### WHAT THE TASK ASKS
Present the following data again exactly as it is shown.

───── LISTED ENTRIES

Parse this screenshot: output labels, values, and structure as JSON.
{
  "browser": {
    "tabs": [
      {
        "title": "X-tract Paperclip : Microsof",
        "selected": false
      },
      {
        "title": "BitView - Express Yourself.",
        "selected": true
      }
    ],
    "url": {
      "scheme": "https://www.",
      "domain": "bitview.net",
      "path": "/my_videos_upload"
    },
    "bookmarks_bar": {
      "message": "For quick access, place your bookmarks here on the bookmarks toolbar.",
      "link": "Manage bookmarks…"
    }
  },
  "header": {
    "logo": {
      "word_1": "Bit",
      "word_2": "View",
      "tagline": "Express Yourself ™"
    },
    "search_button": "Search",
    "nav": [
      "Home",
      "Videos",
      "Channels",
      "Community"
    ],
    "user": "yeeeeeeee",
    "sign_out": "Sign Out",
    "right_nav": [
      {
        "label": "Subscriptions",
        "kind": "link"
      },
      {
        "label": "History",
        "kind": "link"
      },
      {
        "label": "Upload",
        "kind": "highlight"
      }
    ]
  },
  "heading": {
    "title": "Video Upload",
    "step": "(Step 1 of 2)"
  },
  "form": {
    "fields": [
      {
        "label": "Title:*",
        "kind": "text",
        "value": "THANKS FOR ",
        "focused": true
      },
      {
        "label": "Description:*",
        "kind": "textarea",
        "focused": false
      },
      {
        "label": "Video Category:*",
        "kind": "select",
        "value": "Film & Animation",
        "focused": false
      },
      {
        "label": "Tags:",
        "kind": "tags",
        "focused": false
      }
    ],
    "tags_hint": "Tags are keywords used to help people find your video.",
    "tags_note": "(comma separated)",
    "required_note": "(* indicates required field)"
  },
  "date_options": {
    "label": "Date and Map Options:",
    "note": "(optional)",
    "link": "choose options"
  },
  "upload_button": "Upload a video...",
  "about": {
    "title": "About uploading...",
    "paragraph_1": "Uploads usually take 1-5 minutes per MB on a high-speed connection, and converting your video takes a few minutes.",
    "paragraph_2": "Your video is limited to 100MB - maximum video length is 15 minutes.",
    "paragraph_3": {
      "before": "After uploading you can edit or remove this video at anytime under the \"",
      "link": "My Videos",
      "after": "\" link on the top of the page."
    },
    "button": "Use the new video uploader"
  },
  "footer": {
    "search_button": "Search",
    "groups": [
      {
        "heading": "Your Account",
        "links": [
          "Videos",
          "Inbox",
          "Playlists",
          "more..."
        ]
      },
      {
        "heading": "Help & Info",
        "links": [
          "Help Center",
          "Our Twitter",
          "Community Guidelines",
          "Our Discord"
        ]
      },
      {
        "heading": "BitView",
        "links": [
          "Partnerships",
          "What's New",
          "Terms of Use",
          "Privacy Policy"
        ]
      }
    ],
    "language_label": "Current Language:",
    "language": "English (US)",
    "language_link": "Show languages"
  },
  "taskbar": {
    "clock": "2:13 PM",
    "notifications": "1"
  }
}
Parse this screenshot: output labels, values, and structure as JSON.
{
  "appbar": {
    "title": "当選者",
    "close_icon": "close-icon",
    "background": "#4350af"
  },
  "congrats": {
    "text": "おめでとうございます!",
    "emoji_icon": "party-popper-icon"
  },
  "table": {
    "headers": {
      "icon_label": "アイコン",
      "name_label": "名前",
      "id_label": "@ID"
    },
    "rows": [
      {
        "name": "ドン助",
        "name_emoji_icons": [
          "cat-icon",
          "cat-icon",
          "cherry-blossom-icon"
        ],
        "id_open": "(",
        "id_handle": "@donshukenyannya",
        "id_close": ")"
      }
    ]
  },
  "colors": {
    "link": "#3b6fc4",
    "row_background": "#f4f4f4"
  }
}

──────────

### REPLY TO THE TASK
Parse this screenshot: output labels, values, and structure as JSON.
{
  "browser": {
    "tabs": [
      {
        "title": "X-tract Paperclip : Microsof",
        "selected": false
      },
      {
        "title": "BitView - Express Yourself.",
        "selected": true
      }
    ],
    "url": {
      "scheme": "https://www.",
      "domain": "bitview.net",
      "path": "/my_videos_upload"
    },
    "bookmarks_bar": {
      "message": "For quick access, place your bookmarks here on the bookmarks toolbar.",
      "link": "Manage bookmarks…"
    }
  },
  "header": {
    "logo": {
      "word_1": "Bit",
      "word_2": "View",
      "tagline": "Express Yourself ™"
    },
    "search_button": "Search",
    "nav": [
      "Home",
      "Videos",
      "Channels",
      "Community"
    ],
    "user": "yeeeeeeee",
    "sign_out": "Sign Out",
    "right_nav": [
      {
        "label": "Subscriptions",
        "kind": "link"
      },
      {
        "label": "History",
        "kind": "link"
      },
      {
        "label": "Upload",
        "kind": "highlight"
      }
    ]
  },
  "heading": {
    "title": "Video Upload",
    "step": "(Step 1 of 2)"
  },
  "form": {
    "fields": [
      {
        "label": "Title:*",
        "kind": "text",
        "value": "THANKS FOR ",
        "focused": true
      },
      {
        "label": "Description:*",
        "kind": "textarea",
        "focused": false
      },
      {
        "label": "Video Category:*",
        "kind": "select",
        "value": "Film & Animation",
        "focused": false
      },
      {
        "label": "Tags:",
        "kind": "tags",
        "focused": false
      }
    ],
    "tags_hint": "Tags are keywords used to help people find your video.",
    "tags_note": "(comma separated)",
    "required_note": "(* indicates required field)"
  },
  "date_options": {
    "label": "Date and Map Options:",
    "note": "(optional)",
    "link": "choose options"
  },
  "upload_button": "Upload a video...",
  "about": {
    "title": "About uploading...",
    "paragraph_1": "Uploads usually take 1-5 minutes per MB on a high-speed connection, and converting your video takes a few minutes.",
    "paragraph_2": "Your video is limited to 100MB - maximum video length is 15 minutes.",
    "paragraph_3": {
      "before": "After uploading you can edit or remove this video at anytime under the \"",
      "link": "My Videos",
      "after": "\" link on the top of the page."
    },
    "button": "Use the new video uploader"
  },
  "footer": {
    "search_button": "Search",
    "groups": [
      {
        "heading": "Your Account",
        "links": [
          "Videos",
          "Inbox",
          "Playlists",
          "more..."
        ]
      },
      {
        "heading": "Help & Info",
        "links": [
          "Help Center",
          "Our Twitter",
          "Community Guidelines",
          "Our Discord"
        ]
      },
      {
        "heading": "BitView",
        "links": [
          "Partnerships",
          "What's New",
          "Terms of Use",
          "Privacy Policy"
        ]
      }
    ],
    "language_label": "Current Language:",
    "language": "English (US)",
    "language_link": "Show languages"
  },
  "taskbar": {
    "clock": "2:13 PM",
    "notifications": "1"
  }
}
Parse this screenshot: output labels, values, and structure as JSON.
{
  "appbar": {
    "title": "当選者",
    "close_icon": "close-icon",
    "background": "#4350af"
  },
  "congrats": {
    "text": "おめでとうございます!",
    "emoji_icon": "party-popper-icon"
  },
  "table": {
    "headers": {
      "icon_label": "アイコン",
      "name_label": "名前",
      "id_label": "@ID"
    },
    "rows": [
      {
        "name": "ドン助",
        "name_emoji_icons": [
          "cat-icon",
          "cat-icon",
          "cherry-blossom-icon"
        ],
        "id_open": "(",
        "id_handle": "@donshukenyannya",
        "id_close": ")"
      }
    ]
  },
  "colors": {
    "link": "#3b6fc4",
    "row_background": "#f4f4f4"
  }
}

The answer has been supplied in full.